Dataset records:
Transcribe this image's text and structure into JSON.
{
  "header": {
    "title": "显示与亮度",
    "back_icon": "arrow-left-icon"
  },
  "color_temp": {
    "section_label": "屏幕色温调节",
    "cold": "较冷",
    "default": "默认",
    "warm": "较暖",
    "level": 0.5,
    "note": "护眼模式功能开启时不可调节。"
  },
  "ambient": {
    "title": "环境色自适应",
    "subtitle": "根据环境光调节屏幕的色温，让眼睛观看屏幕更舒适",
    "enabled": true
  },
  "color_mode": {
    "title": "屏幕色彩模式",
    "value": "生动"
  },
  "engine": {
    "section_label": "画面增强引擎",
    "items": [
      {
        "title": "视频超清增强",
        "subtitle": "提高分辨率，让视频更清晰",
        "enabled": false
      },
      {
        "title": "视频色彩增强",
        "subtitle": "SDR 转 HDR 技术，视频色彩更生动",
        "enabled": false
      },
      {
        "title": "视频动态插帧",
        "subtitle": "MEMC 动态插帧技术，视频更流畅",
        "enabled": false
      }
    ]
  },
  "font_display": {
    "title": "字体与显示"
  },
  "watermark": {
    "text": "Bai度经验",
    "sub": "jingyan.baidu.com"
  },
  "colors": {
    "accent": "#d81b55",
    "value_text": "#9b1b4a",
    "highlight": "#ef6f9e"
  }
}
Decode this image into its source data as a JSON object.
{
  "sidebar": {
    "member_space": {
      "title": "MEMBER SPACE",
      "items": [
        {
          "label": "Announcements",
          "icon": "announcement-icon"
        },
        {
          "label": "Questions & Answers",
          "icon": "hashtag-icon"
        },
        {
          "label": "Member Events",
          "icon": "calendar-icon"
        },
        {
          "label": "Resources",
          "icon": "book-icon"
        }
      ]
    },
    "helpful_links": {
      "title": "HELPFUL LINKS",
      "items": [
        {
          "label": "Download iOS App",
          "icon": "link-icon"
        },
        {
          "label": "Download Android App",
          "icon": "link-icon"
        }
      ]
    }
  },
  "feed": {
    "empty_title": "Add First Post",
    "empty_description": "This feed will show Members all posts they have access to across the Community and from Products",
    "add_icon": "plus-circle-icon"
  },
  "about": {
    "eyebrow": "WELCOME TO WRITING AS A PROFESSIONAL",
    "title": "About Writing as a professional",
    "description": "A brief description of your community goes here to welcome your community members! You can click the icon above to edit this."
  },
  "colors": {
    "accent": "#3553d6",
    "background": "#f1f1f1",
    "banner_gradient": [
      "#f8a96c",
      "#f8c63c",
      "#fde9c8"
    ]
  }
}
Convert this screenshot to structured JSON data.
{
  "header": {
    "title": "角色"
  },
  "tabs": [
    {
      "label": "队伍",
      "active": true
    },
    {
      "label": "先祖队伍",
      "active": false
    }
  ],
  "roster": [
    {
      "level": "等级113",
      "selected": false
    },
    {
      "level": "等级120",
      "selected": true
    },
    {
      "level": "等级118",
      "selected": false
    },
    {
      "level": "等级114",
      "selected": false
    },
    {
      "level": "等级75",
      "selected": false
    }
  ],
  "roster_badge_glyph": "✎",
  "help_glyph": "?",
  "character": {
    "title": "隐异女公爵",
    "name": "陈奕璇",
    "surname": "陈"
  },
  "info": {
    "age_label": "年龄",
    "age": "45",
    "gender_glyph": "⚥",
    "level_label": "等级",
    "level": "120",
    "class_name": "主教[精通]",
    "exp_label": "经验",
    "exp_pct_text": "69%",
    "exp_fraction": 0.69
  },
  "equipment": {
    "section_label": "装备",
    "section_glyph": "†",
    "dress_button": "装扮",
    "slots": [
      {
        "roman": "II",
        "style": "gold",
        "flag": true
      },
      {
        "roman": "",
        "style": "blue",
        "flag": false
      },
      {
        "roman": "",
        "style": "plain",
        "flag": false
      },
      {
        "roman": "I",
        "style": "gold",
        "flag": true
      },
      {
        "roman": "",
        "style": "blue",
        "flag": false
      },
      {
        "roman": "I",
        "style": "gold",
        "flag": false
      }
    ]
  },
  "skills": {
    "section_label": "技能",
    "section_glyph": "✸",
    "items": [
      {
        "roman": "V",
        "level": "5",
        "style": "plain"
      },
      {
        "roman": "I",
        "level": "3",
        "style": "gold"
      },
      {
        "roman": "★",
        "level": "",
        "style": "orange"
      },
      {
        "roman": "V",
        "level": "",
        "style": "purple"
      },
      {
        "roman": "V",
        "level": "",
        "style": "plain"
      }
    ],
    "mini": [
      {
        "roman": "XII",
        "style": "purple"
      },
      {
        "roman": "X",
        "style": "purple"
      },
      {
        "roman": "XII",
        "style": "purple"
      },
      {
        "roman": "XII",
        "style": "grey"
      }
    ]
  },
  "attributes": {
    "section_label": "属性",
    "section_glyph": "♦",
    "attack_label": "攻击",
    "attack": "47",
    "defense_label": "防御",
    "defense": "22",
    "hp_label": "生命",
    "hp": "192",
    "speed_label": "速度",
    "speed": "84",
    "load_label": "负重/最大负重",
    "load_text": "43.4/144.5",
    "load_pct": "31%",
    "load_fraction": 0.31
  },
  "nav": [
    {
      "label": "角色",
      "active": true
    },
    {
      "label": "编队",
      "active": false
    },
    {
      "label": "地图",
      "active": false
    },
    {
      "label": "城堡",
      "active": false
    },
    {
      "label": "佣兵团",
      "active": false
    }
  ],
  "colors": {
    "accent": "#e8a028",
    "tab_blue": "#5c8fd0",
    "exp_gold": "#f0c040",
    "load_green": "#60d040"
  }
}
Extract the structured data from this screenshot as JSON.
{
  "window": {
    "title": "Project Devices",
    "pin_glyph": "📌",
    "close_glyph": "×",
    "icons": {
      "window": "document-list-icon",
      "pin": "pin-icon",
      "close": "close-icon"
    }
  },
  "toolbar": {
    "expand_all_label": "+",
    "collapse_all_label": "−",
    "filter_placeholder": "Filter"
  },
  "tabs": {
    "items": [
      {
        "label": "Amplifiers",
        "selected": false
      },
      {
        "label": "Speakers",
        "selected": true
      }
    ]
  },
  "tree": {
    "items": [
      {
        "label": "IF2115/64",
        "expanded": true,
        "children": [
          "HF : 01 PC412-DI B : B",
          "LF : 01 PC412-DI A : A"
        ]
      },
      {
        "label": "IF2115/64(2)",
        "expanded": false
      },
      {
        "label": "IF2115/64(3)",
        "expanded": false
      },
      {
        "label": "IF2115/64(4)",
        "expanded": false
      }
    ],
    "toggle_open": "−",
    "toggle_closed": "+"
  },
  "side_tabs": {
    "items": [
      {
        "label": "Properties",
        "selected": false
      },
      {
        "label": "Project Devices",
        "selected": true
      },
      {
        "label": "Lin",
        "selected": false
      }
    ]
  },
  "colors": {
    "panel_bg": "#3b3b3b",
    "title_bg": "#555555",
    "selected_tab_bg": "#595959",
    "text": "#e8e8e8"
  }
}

* [WHAT THIS TASK INVOLVES] Reproduce every line of the material above exactly.

* [RESULT FOR THIS TASK]
Transcribe this image's text and structure into JSON.
{
  "header": {
    "title": "显示与亮度",
    "back_icon": "arrow-left-icon"
  },
  "color_temp": {
    "section_label": "屏幕色温调节",
    "cold": "较冷",
    "default": "默认",
    "warm": "较暖",
    "level": 0.5,
    "note": "护眼模式功能开启时不可调节。"
  },
  "ambient": {
    "title": "环境色自适应",
    "subtitle": "根据环境光调节屏幕的色温，让眼睛观看屏幕更舒适",
    "enabled": true
  },
  "color_mode": {
    "title": "屏幕色彩模式",
    "value": "生动"
  },
  "engine": {
    "section_label": "画面增强引擎",
    "items": [
      {
        "title": "视频超清增强",
        "subtitle": "提高分辨率，让视频更清晰",
        "enabled": false
      },
      {
        "title": "视频色彩增强",
        "subtitle": "SDR 转 HDR 技术，视频色彩更生动",
        "enabled": false
      },
      {
        "title": "视频动态插帧",
        "subtitle": "MEMC 动态插帧技术，视频更流畅",
        "enabled": false
      }
    ]
  },
  "font_display": {
    "title": "字体与显示"
  },
  "watermark": {
    "text": "Bai度经验",
    "sub": "jingyan.baidu.com"
  },
  "colors": {
    "accent": "#d81b55",
    "value_text": "#9b1b4a",
    "highlight": "#ef6f9e"
  }
}
Decode this image into its source data as a JSON object.
{
  "sidebar": {
    "member_space": {
      "title": "MEMBER SPACE",
      "items": [
        {
          "label": "Announcements",
          "icon": "announcement-icon"
        },
        {
          "label": "Questions & Answers",
          "icon": "hashtag-icon"
        },
        {
          "label": "Member Events",
          "icon": "calendar-icon"
        },
        {
          "label": "Resources",
          "icon": "book-icon"
        }
      ]
    },
    "helpful_links": {
      "title": "HELPFUL LINKS",
      "items": [
        {
          "label": "Download iOS App",
          "icon": "link-icon"
        },
        {
          "label": "Download Android App",
          "icon": "link-icon"
        }
      ]
    }
  },
  "feed": {
    "empty_title": "Add First Post",
    "empty_description": "This feed will show Members all posts they have access to across the Community and from Products",
    "add_icon": "plus-circle-icon"
  },
  "about": {
    "eyebrow": "WELCOME TO WRITING AS A PROFESSIONAL",
    "title": "About Writing as a professional",
    "description": "A brief description of your community goes here to welcome your community members! You can click the icon above to edit this."
  },
  "colors": {
    "accent": "#3553d6",
    "background": "#f1f1f1",
    "banner_gradient": [
      "#f8a96c",
      "#f8c63c",
      "#fde9c8"
    ]
  }
}
Convert this screenshot to structured JSON data.
{
  "header": {
    "title": "角色"
  },
  "tabs": [
    {
      "label": "队伍",
      "active": true
    },
    {
      "label": "先祖队伍",
      "active": false
    }
  ],
  "roster": [
    {
      "level": "等级113",
      "selected": false
    },
    {
      "level": "等级120",
      "selected": true
    },
    {
      "level": "等级118",
      "selected": false
    },
    {
      "level": "等级114",
      "selected": false
    },
    {
      "level": "等级75",
      "selected": false
    }
  ],
  "roster_badge_glyph": "✎",
  "help_glyph": "?",
  "character": {
    "title": "隐异女公爵",
    "name": "陈奕璇",
    "surname": "陈"
  },
  "info": {
    "age_label": "年龄",
    "age": "45",
    "gender_glyph": "⚥",
    "level_label": "等级",
    "level": "120",
    "class_name": "主教[精通]",
    "exp_label": "经验",
    "exp_pct_text": "69%",
    "exp_fraction": 0.69
  },
  "equipment": {
    "section_label": "装备",
    "section_glyph": "†",
    "dress_button": "装扮",
    "slots": [
      {
        "roman": "II",
        "style": "gold",
        "flag": true
      },
      {
        "roman": "",
        "style": "blue",
        "flag": false
      },
      {
        "roman": "",
        "style": "plain",
        "flag": false
      },
      {
        "roman": "I",
        "style": "gold",
        "flag": true
      },
      {
        "roman": "",
        "style": "blue",
        "flag": false
      },
      {
        "roman": "I",
        "style": "gold",
        "flag": false
      }
    ]
  },
  "skills": {
    "section_label": "技能",
    "section_glyph": "✸",
    "items": [
      {
        "roman": "V",
        "level": "5",
        "style": "plain"
      },
      {
        "roman": "I",
        "level": "3",
        "style": "gold"
      },
      {
        "roman": "★",
        "level": "",
        "style": "orange"
      },
      {
        "roman": "V",
        "level": "",
        "style": "purple"
      },
      {
        "roman": "V",
        "level": "",
        "style": "plain"
      }
    ],
    "mini": [
      {
        "roman": "XII",
        "style": "purple"
      },
      {
        "roman": "X",
        "style": "purple"
      },
      {
        "roman": "XII",
        "style": "purple"
      },
      {
        "roman": "XII",
        "style": "grey"
      }
    ]
  },
  "attributes": {
    "section_label": "属性",
    "section_glyph": "♦",
    "attack_label": "攻击",
    "attack": "47",
    "defense_label": "防御",
    "defense": "22",
    "hp_label": "生命",
    "hp": "192",
    "speed_label": "速度",
    "speed": "84",
    "load_label": "负重/最大负重",
    "load_text": "43.4/144.5",
    "load_pct": "31%",
    "load_fraction": 0.31
  },
  "nav": [
    {
      "label": "角色",
      "active": true
    },
    {
      "label": "编队",
      "active": false
    },
    {
      "label": "地图",
      "active": false
    },
    {
      "label": "城堡",
      "active": false
    },
    {
      "label": "佣兵团",
      "active": false
    }
  ],
  "colors": {
    "accent": "#e8a028",
    "tab_blue": "#5c8fd0",
    "exp_gold": "#f0c040",
    "load_green": "#60d040"
  }
}
Extract the structured data from this screenshot as JSON.
{
  "window": {
    "title": "Project Devices",
    "pin_glyph": "📌",
    "close_glyph": "×",
    "icons": {
      "window": "document-list-icon",
      "pin": "pin-icon",
      "close": "close-icon"
    }
  },
  "toolbar": {
    "expand_all_label": "+",
    "collapse_all_label": "−",
    "filter_placeholder": "Filter"
  },
  "tabs": {
    "items": [
      {
        "label": "Amplifiers",
        "selected": false
      },
      {
        "label": "Speakers",
        "selected": true
      }
    ]
  },
  "tree": {
    "items": [
      {
        "label": "IF2115/64",
        "expanded": true,
        "children": [
          "HF : 01 PC412-DI B : B",
          "LF : 01 PC412-DI A : A"
        ]
      },
      {
        "label": "IF2115/64(2)",
        "expanded": false
      },
      {
        "label": "IF2115/64(3)",
        "expanded": false
      },
      {
        "label": "IF2115/64(4)",
        "expanded": false
      }
    ],
    "toggle_open": "−",
    "toggle_closed": "+"
  },
  "side_tabs": {
    "items": [
      {
        "label": "Properties",
        "selected": false
      },
      {
        "label": "Project Devices",
        "selected": true
      },
      {
        "label": "Lin",
        "selected": false
      }
    ]
  },
  "colors": {
    "panel_bg": "#3b3b3b",
    "title_bg": "#555555",
    "selected_tab_bg": "#595959",
    "text": "#e8e8e8"
  }
}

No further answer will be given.